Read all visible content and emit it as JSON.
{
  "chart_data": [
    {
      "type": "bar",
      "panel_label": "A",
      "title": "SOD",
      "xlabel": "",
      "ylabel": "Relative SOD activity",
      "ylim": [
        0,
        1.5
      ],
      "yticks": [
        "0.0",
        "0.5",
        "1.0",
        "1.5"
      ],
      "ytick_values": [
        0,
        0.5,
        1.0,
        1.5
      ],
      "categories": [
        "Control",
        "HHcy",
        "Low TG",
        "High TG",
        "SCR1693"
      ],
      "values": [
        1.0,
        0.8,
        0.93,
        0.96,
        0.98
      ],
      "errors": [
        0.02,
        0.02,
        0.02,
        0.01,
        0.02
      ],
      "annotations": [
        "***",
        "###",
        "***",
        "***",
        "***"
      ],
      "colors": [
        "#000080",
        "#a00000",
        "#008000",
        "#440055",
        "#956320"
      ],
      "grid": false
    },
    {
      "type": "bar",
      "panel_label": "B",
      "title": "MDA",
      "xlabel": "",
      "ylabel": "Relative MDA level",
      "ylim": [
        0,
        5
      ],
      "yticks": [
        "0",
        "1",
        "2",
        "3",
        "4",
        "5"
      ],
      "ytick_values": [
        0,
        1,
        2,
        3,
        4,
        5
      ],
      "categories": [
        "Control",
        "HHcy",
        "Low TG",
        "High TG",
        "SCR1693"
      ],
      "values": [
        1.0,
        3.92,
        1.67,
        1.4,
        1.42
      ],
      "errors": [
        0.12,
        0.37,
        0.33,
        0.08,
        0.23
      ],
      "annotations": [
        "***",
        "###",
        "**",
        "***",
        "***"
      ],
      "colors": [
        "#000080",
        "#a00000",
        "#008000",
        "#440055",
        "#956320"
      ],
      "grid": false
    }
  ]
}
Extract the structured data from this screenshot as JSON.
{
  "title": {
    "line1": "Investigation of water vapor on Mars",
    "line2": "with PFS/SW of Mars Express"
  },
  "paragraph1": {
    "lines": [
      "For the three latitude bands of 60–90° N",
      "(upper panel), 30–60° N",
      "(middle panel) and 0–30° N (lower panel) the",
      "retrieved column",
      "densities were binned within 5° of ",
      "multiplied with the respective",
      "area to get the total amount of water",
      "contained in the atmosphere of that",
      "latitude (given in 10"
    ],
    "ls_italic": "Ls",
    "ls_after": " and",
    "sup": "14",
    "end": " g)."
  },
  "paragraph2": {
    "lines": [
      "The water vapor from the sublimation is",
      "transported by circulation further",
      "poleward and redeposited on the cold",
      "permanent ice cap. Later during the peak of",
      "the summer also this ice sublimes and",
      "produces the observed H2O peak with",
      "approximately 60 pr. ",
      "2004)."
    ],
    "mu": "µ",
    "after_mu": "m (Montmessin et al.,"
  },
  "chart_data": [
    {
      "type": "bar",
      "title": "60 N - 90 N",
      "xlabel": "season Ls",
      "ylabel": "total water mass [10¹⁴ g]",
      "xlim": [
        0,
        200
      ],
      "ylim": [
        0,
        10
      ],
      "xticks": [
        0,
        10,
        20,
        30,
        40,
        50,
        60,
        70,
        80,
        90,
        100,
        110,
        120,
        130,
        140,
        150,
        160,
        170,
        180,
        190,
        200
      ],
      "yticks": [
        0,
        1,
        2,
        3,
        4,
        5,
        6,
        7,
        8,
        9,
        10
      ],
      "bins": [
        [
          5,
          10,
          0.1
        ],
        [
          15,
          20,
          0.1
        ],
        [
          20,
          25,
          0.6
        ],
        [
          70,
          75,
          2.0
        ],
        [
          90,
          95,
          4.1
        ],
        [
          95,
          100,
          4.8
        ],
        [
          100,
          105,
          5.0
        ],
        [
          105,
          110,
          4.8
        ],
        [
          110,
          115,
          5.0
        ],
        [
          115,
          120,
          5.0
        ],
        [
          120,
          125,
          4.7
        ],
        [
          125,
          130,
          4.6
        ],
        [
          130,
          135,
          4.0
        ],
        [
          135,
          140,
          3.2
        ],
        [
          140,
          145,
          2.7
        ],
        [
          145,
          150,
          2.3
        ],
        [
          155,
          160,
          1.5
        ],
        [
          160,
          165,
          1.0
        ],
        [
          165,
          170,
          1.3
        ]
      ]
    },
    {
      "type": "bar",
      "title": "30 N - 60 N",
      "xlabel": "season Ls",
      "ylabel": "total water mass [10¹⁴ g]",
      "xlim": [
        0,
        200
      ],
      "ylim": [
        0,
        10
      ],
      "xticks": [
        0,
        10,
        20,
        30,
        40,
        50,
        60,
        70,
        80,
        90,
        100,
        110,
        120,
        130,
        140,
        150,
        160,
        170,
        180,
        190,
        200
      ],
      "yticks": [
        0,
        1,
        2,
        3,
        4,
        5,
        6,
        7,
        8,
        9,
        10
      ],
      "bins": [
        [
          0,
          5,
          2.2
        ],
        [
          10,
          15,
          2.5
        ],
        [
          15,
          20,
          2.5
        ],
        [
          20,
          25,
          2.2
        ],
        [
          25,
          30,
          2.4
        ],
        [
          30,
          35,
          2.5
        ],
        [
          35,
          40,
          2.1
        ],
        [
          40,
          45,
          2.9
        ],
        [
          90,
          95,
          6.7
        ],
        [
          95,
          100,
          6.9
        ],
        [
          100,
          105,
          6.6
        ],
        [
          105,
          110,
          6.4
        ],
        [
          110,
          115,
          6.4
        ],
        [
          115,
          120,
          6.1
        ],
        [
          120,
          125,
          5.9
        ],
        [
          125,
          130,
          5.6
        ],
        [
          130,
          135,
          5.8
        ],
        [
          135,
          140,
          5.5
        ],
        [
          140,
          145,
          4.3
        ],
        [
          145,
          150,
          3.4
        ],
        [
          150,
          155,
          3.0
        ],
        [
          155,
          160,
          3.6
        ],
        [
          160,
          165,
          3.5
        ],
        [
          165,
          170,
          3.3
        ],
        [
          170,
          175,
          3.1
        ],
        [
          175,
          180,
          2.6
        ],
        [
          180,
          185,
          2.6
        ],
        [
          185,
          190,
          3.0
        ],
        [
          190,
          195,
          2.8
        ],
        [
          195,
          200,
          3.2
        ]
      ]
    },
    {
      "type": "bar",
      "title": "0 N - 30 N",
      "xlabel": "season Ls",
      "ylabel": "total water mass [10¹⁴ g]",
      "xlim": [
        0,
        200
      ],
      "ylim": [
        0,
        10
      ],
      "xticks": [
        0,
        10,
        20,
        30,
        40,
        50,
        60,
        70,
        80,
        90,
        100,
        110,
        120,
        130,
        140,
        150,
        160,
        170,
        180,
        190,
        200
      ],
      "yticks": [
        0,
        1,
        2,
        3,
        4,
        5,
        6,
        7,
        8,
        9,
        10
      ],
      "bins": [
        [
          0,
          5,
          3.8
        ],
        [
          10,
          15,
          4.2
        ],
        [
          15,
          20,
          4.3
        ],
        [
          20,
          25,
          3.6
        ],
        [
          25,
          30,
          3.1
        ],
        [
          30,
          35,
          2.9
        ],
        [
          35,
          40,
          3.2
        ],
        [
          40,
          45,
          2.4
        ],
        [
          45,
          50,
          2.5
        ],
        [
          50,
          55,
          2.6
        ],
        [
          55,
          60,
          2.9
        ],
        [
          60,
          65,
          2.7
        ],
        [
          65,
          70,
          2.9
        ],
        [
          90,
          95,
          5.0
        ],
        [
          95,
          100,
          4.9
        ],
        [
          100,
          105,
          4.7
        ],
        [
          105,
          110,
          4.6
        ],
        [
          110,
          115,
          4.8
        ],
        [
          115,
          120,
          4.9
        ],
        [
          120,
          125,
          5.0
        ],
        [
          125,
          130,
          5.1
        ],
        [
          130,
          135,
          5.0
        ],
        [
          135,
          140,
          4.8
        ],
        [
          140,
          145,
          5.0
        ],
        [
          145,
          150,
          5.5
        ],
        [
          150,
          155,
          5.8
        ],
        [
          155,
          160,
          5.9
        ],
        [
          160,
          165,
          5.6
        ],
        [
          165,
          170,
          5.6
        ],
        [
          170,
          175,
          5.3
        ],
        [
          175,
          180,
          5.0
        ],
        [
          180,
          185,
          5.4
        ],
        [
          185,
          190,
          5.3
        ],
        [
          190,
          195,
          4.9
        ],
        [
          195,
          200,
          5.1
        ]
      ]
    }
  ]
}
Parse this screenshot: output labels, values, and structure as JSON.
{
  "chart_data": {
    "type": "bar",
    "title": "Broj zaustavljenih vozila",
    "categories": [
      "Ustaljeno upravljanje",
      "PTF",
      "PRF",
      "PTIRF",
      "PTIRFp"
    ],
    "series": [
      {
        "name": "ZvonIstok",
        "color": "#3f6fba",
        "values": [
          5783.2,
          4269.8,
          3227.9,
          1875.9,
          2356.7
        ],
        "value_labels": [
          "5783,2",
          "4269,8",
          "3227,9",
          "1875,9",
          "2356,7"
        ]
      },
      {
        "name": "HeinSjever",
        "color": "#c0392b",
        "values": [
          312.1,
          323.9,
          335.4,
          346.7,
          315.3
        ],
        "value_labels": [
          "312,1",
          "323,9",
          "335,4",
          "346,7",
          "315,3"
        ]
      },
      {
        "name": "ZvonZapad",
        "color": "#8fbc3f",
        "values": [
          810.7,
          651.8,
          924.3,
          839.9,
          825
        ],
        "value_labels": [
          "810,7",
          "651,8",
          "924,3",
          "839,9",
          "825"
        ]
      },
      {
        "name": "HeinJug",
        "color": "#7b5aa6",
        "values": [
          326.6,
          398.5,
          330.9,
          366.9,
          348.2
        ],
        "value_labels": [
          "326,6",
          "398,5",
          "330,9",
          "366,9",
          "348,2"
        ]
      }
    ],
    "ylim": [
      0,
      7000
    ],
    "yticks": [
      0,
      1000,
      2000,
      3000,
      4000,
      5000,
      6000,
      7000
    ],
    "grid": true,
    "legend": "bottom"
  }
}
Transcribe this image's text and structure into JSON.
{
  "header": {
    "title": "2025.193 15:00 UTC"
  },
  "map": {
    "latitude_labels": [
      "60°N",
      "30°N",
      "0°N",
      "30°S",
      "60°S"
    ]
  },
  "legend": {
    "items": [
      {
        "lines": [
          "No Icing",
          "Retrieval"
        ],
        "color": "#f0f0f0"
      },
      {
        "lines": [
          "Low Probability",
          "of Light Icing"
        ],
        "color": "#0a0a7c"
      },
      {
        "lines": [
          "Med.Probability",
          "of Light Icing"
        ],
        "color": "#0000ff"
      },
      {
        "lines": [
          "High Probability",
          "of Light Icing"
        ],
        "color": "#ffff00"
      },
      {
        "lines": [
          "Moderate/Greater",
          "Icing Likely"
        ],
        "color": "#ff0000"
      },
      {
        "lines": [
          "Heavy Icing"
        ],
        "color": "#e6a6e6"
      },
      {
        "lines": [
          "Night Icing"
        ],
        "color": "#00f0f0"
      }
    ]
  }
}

********

## EXERCISE AIM
Set down, unchanged, the line that contains "Transcribe this image's" together with every later line in the records, through the last one.

## FINISHED TASK
Transcribe this image's text and structure into JSON.
{
  "header": {
    "title": "2025.193 15:00 UTC"
  },
  "map": {
    "latitude_labels": [
      "60°N",
      "30°N",
      "0°N",
      "30°S",
      "60°S"
    ]
  },
  "legend": {
    "items": [
      {
        "lines": [
          "No Icing",
          "Retrieval"
        ],
        "color": "#f0f0f0"
      },
      {
        "lines": [
          "Low Probability",
          "of Light Icing"
        ],
        "color": "#0a0a7c"
      },
      {
        "lines": [
          "Med.Probability",
          "of Light Icing"
        ],
        "color": "#0000ff"
      },
      {
        "lines": [
          "High Probability",
          "of Light Icing"
        ],
        "color": "#ffff00"
      },
      {
        "lines": [
          "Moderate/Greater",
          "Icing Likely"
        ],
        "color": "#ff0000"
      },
      {
        "lines": [
          "Heavy Icing"
        ],
        "color": "#e6a6e6"
      },
      {
        "lines": [
          "Night Icing"
        ],
        "color": "#00f0f0"
      }
    ]
  }
}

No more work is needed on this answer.